Written problem
Quote every line below exactly as it reads.
------ Provided records
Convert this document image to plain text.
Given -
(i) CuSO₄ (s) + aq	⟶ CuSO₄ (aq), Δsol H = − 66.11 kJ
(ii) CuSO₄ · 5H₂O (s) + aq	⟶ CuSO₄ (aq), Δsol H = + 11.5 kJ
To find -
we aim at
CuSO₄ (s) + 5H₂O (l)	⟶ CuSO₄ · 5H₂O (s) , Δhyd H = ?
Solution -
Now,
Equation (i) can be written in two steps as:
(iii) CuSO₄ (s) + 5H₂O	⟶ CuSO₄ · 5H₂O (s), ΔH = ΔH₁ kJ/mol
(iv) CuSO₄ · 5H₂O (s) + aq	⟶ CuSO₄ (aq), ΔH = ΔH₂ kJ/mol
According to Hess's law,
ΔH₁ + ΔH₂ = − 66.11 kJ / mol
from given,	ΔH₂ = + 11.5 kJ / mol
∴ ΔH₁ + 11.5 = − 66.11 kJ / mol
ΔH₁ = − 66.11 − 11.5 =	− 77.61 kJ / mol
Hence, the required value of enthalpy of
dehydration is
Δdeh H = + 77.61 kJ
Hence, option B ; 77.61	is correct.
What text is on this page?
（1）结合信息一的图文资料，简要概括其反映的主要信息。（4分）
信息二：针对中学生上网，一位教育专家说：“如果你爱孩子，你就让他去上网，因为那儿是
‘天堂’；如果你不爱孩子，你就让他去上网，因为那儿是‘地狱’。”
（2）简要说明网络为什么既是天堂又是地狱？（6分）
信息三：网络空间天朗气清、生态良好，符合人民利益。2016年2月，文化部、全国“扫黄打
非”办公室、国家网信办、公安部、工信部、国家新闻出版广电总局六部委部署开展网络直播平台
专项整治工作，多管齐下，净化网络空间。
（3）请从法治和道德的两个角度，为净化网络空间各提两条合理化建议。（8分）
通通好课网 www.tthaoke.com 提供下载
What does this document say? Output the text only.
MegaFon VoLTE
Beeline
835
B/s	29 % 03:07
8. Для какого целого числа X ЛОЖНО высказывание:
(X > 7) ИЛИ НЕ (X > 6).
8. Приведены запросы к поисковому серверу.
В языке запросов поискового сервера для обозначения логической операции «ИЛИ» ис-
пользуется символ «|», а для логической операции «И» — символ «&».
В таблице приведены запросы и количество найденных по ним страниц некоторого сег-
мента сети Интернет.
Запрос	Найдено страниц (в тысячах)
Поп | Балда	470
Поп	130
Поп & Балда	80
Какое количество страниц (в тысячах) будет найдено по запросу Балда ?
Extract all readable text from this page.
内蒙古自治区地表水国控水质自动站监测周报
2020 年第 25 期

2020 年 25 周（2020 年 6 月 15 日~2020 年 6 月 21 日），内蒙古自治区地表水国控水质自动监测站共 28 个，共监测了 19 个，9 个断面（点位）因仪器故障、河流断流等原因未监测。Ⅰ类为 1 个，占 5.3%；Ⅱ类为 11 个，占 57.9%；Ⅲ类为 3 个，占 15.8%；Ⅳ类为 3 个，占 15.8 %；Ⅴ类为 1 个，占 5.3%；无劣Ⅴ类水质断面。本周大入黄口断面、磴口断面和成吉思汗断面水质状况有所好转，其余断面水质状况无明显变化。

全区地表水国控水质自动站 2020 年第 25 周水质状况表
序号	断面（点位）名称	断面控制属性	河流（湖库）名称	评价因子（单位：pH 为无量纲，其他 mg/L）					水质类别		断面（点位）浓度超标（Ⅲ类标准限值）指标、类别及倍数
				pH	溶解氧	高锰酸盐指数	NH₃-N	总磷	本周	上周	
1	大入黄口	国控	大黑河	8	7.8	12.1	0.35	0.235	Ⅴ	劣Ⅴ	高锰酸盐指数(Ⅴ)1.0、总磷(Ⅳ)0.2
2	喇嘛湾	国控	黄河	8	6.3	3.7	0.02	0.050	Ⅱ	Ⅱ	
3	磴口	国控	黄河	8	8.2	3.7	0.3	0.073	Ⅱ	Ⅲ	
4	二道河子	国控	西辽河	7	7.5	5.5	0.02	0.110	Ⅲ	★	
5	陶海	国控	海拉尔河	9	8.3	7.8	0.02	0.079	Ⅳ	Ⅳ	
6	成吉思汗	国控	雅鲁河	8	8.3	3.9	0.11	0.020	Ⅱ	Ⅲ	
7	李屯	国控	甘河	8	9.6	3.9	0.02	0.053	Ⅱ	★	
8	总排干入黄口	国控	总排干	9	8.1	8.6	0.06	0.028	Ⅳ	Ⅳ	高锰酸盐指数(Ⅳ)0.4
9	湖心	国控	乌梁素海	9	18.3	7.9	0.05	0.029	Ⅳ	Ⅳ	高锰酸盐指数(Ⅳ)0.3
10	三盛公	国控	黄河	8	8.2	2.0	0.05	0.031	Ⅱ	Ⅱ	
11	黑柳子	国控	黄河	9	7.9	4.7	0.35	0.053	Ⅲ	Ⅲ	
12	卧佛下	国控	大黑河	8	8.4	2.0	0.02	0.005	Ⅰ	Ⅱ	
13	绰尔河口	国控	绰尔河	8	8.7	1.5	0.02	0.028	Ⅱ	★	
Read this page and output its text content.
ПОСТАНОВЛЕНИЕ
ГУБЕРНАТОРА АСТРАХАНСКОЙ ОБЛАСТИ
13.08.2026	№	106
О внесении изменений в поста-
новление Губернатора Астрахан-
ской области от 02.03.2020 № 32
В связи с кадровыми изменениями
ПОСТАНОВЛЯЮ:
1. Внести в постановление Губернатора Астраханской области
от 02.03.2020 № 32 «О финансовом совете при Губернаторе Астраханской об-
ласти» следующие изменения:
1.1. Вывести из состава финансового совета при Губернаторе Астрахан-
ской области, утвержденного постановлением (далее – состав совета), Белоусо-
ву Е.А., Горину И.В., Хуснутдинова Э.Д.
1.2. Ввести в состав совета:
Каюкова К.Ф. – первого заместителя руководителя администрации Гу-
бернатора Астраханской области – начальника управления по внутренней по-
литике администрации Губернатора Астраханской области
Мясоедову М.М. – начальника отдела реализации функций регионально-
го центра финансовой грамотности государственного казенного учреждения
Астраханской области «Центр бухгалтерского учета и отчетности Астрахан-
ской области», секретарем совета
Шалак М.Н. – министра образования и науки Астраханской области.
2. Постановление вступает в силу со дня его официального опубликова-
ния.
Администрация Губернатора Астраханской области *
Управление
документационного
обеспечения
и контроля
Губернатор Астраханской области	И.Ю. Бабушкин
------------
Solution to the problem
Convert this document image to plain text.
Given -
(i) CuSO₄ (s) + aq	⟶ CuSO₄ (aq), Δsol H = − 66.11 kJ
(ii) CuSO₄ · 5H₂O (s) + aq	⟶ CuSO₄ (aq), Δsol H = + 11.5 kJ
To find -
we aim at
CuSO₄ (s) + 5H₂O (l)	⟶ CuSO₄ · 5H₂O (s) , Δhyd H = ?
Solution -
Now,
Equation (i) can be written in two steps as:
(iii) CuSO₄ (s) + 5H₂O	⟶ CuSO₄ · 5H₂O (s), ΔH = ΔH₁ kJ/mol
(iv) CuSO₄ · 5H₂O (s) + aq	⟶ CuSO₄ (aq), ΔH = ΔH₂ kJ/mol
According to Hess's law,
ΔH₁ + ΔH₂ = − 66.11 kJ / mol
from given,	ΔH₂ = + 11.5 kJ / mol
∴ ΔH₁ + 11.5 = − 66.11 kJ / mol
ΔH₁ = − 66.11 − 11.5 =	− 77.61 kJ / mol
Hence, the required value of enthalpy of
dehydration is
Δdeh H = + 77.61 kJ
Hence, option B ; 77.61	is correct.
What text is on this page?
（1）结合信息一的图文资料，简要概括其反映的主要信息。（4分）
信息二：针对中学生上网，一位教育专家说：“如果你爱孩子，你就让他去上网，因为那儿是
‘天堂’；如果你不爱孩子，你就让他去上网，因为那儿是‘地狱’。”
（2）简要说明网络为什么既是天堂又是地狱？（6分）
信息三：网络空间天朗气清、生态良好，符合人民利益。2016年2月，文化部、全国“扫黄打
非”办公室、国家网信办、公安部、工信部、国家新闻出版广电总局六部委部署开展网络直播平台
专项整治工作，多管齐下，净化网络空间。
（3）请从法治和道德的两个角度，为净化网络空间各提两条合理化建议。（8分）
通通好课网 www.tthaoke.com 提供下载
What does this document say? Output the text only.
MegaFon VoLTE
Beeline
835
B/s	29 % 03:07
8. Для какого целого числа X ЛОЖНО высказывание:
(X > 7) ИЛИ НЕ (X > 6).
8. Приведены запросы к поисковому серверу.
В языке запросов поискового сервера для обозначения логической операции «ИЛИ» ис-
пользуется символ «|», а для логической операции «И» — символ «&».
В таблице приведены запросы и количество найденных по ним страниц некоторого сег-
мента сети Интернет.
Запрос	Найдено страниц (в тысячах)
Поп | Балда	470
Поп	130
Поп & Балда	80
Какое количество страниц (в тысячах) будет найдено по запросу Балда ?
Extract all readable text from this page.
内蒙古自治区地表水国控水质自动站监测周报
2020 年第 25 期

2020 年 25 周（2020 年 6 月 15 日~2020 年 6 月 21 日），内蒙古自治区地表水国控水质自动监测站共 28 个，共监测了 19 个，9 个断面（点位）因仪器故障、河流断流等原因未监测。Ⅰ类为 1 个，占 5.3%；Ⅱ类为 11 个，占 57.9%；Ⅲ类为 3 个，占 15.8%；Ⅳ类为 3 个，占 15.8 %；Ⅴ类为 1 个，占 5.3%；无劣Ⅴ类水质断面。本周大入黄口断面、磴口断面和成吉思汗断面水质状况有所好转，其余断面水质状况无明显变化。

全区地表水国控水质自动站 2020 年第 25 周水质状况表
序号	断面（点位）名称	断面控制属性	河流（湖库）名称	评价因子（单位：pH 为无量纲，其他 mg/L）					水质类别		断面（点位）浓度超标（Ⅲ类标准限值）指标、类别及倍数
				pH	溶解氧	高锰酸盐指数	NH₃-N	总磷	本周	上周	
1	大入黄口	国控	大黑河	8	7.8	12.1	0.35	0.235	Ⅴ	劣Ⅴ	高锰酸盐指数(Ⅴ)1.0、总磷(Ⅳ)0.2
2	喇嘛湾	国控	黄河	8	6.3	3.7	0.02	0.050	Ⅱ	Ⅱ	
3	磴口	国控	黄河	8	8.2	3.7	0.3	0.073	Ⅱ	Ⅲ	
4	二道河子	国控	西辽河	7	7.5	5.5	0.02	0.110	Ⅲ	★	
5	陶海	国控	海拉尔河	9	8.3	7.8	0.02	0.079	Ⅳ	Ⅳ	
6	成吉思汗	国控	雅鲁河	8	8.3	3.9	0.11	0.020	Ⅱ	Ⅲ	
7	李屯	国控	甘河	8	9.6	3.9	0.02	0.053	Ⅱ	★	
8	总排干入黄口	国控	总排干	9	8.1	8.6	0.06	0.028	Ⅳ	Ⅳ	高锰酸盐指数(Ⅳ)0.4
9	湖心	国控	乌梁素海	9	18.3	7.9	0.05	0.029	Ⅳ	Ⅳ	高锰酸盐指数(Ⅳ)0.3
10	三盛公	国控	黄河	8	8.2	2.0	0.05	0.031	Ⅱ	Ⅱ	
11	黑柳子	国控	黄河	9	7.9	4.7	0.35	0.053	Ⅲ	Ⅲ	
12	卧佛下	国控	大黑河	8	8.4	2.0	0.02	0.005	Ⅰ	Ⅱ	
13	绰尔河口	国控	绰尔河	8	8.7	1.5	0.02	0.028	Ⅱ	★	
Read this page and output its text content.
ПОСТАНОВЛЕНИЕ
ГУБЕРНАТОРА АСТРАХАНСКОЙ ОБЛАСТИ
13.08.2026	№	106
О внесении изменений в поста-
новление Губернатора Астрахан-
ской области от 02.03.2020 № 32
В связи с кадровыми изменениями
ПОСТАНОВЛЯЮ:
1. Внести в постановление Губернатора Астраханской области
от 02.03.2020 № 32 «О финансовом совете при Губернаторе Астраханской об-
ласти» следующие изменения:
1.1. Вывести из состава финансового совета при Губернаторе Астрахан-
ской области, утвержденного постановлением (далее – состав совета), Белоусо-
ву Е.А., Горину И.В., Хуснутдинова Э.Д.
1.2. Ввести в состав совета:
Каюкова К.Ф. – первого заместителя руководителя администрации Гу-
бернатора Астраханской области – начальника управления по внутренней по-
литике администрации Губернатора Астраханской области
Мясоедову М.М. – начальника отдела реализации функций регионально-
го центра финансовой грамотности государственного казенного учреждения
Астраханской области «Центр бухгалтерского учета и отчетности Астрахан-
ской области», секретарем совета
Шалак М.Н. – министра образования и науки Астраханской области.
2. Постановление вступает в силу со дня его официального опубликова-
ния.
Администрация Губернатора Астраханской области *
Управление
документационного
обеспечения
и контроля
Губернатор Астраханской области	И.Ю. Бабушкин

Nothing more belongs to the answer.